>> Start Dataset rows

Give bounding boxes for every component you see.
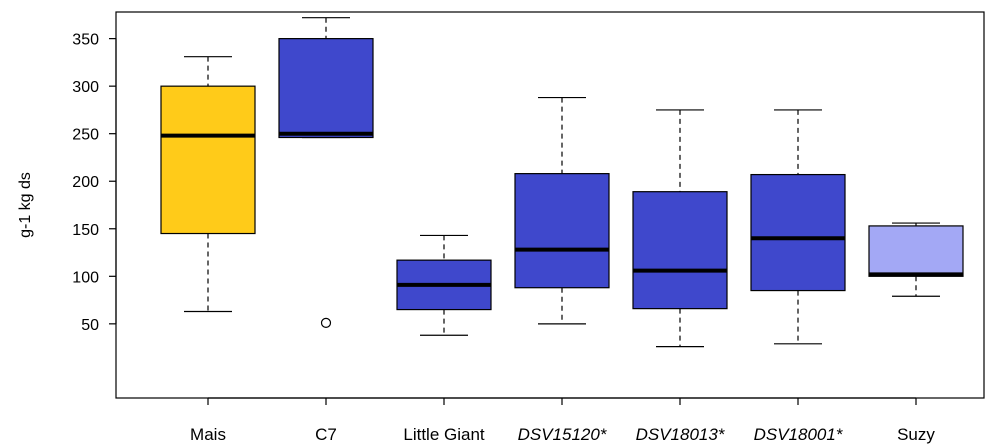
y-tick-label: 100: [72, 269, 99, 286]
y-axis: 50 100 150 200 250 300 350: [72, 32, 117, 334]
boxes: [160, 17, 964, 348]
box-group: [160, 56, 256, 313]
box-group: [396, 234, 492, 336]
box-group: [750, 109, 846, 345]
box-iqr: [278, 38, 374, 139]
x-tick-label: DSV15120*: [518, 425, 608, 444]
y-tick-label: 200: [72, 174, 99, 191]
box-iqr: [514, 173, 610, 289]
x-tick-label: C7: [315, 425, 337, 444]
box-iqr: [160, 85, 256, 235]
box-group: [278, 17, 374, 328]
y-tick-label: 150: [72, 222, 99, 239]
y-tick-label: 300: [72, 79, 99, 96]
box-group: [514, 96, 610, 325]
x-tick-label: DSV18001*: [754, 425, 844, 444]
x-axis: Mais C7 Little Giant DSV15120* DSV18013* DSV1…: [190, 397, 935, 444]
x-tick-label: Suzy: [897, 425, 935, 444]
box-group: [632, 109, 728, 348]
outlier-point: [320, 317, 332, 328]
y-tick-label: 250: [72, 127, 99, 144]
y-tick-label: 50: [81, 317, 99, 334]
box-iqr: [868, 225, 964, 277]
x-tick-label: Mais: [190, 425, 226, 444]
y-axis-title: g-1 kg ds: [17, 172, 34, 238]
box-iqr: [632, 191, 728, 310]
y-tick-label: 350: [72, 32, 99, 49]
box-iqr: [750, 173, 846, 292]
box-group: [868, 222, 964, 297]
x-tick-label: Little Giant: [403, 425, 485, 444]
x-tick-label: DSV18013*: [636, 425, 726, 444]
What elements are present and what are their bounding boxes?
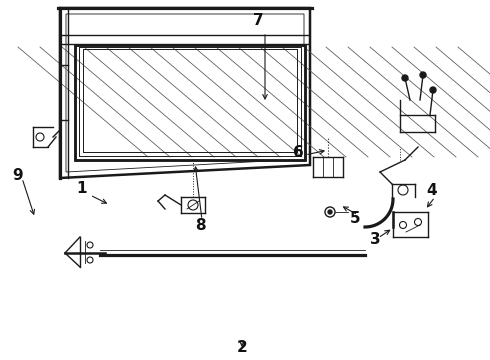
Polygon shape [75, 45, 305, 160]
Circle shape [430, 87, 436, 93]
Text: 6: 6 [293, 144, 303, 159]
Text: 8: 8 [195, 217, 205, 233]
Text: 5: 5 [350, 211, 360, 225]
Text: 2: 2 [237, 341, 247, 356]
Text: 4: 4 [427, 183, 437, 198]
Text: 7: 7 [253, 13, 263, 27]
Polygon shape [60, 8, 310, 178]
Circle shape [420, 72, 426, 78]
Circle shape [402, 75, 408, 81]
Text: 1: 1 [77, 180, 87, 195]
Text: 3: 3 [369, 233, 380, 248]
Circle shape [328, 210, 332, 214]
Text: 9: 9 [13, 167, 24, 183]
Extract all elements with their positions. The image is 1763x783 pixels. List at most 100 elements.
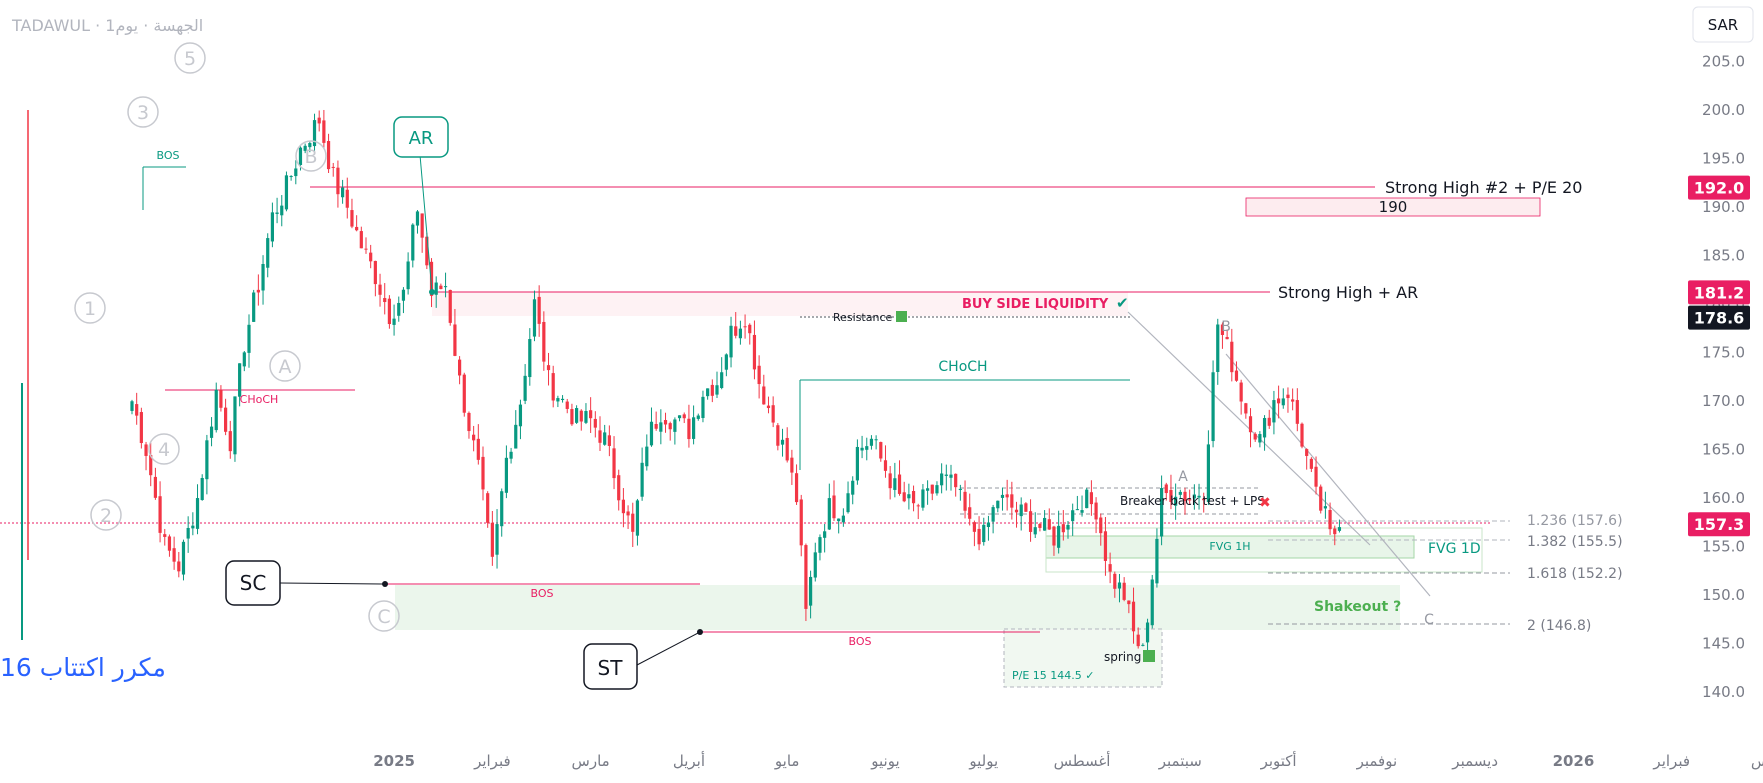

>> End Dataset rows

• **Problem requirements**:
Copy the listing above line for line, character for character, and omit the picture placeholders.

• **Response to the exercise**:
Give bounding boxes for every component you see.
y-tick-label: 100: [72, 269, 99, 286]
y-axis: 50 100 150 200 250 300 350: [72, 32, 117, 334]
boxes: [160, 17, 964, 348]
box-group: [160, 56, 256, 313]
box-group: [396, 234, 492, 336]
box-group: [750, 109, 846, 345]
box-iqr: [278, 38, 374, 139]
x-tick-label: DSV15120*: [518, 425, 608, 444]
y-tick-label: 200: [72, 174, 99, 191]
box-iqr: [514, 173, 610, 289]
x-tick-label: C7: [315, 425, 337, 444]
box-iqr: [160, 85, 256, 235]
box-group: [278, 17, 374, 328]
y-tick-label: 150: [72, 222, 99, 239]
y-tick-label: 300: [72, 79, 99, 96]
box-group: [514, 96, 610, 325]
x-tick-label: DSV18001*: [754, 425, 844, 444]
x-axis: Mais C7 Little Giant DSV15120* DSV18013* DSV1…: [190, 397, 935, 444]
x-tick-label: Suzy: [897, 425, 935, 444]
box-group: [632, 109, 728, 348]
outlier-point: [320, 317, 332, 328]
y-tick-label: 250: [72, 127, 99, 144]
y-tick-label: 50: [81, 317, 99, 334]
box-iqr: [868, 225, 964, 277]
x-tick-label: Mais: [190, 425, 226, 444]
y-axis-title: g-1 kg ds: [17, 172, 34, 238]
box-iqr: [632, 191, 728, 310]
y-tick-label: 350: [72, 32, 99, 49]
box-iqr: [750, 173, 846, 292]
box-group: [868, 222, 964, 297]
x-tick-label: Little Giant: [403, 425, 485, 444]
x-tick-label: DSV18013*: [636, 425, 726, 444]
What elements are present and what are their bounding boxes?
Polygon shape [75, 45, 305, 160]
Circle shape [430, 87, 436, 93]
Text: 6: 6 [293, 144, 303, 159]
Text: 8: 8 [195, 217, 205, 233]
Text: 5: 5 [350, 211, 360, 225]
Text: 2: 2 [237, 341, 247, 356]
Text: 4: 4 [427, 183, 437, 198]
Text: 7: 7 [253, 13, 263, 27]
Polygon shape [60, 8, 310, 178]
Circle shape [420, 72, 426, 78]
Circle shape [402, 75, 408, 81]
Text: 1: 1 [77, 180, 87, 195]
Text: 3: 3 [369, 233, 380, 248]
Circle shape [328, 210, 332, 214]
Text: 9: 9 [13, 167, 24, 183]
Extract all elements with their positions. The image is 1763x783 pixels. List at most 100 elements.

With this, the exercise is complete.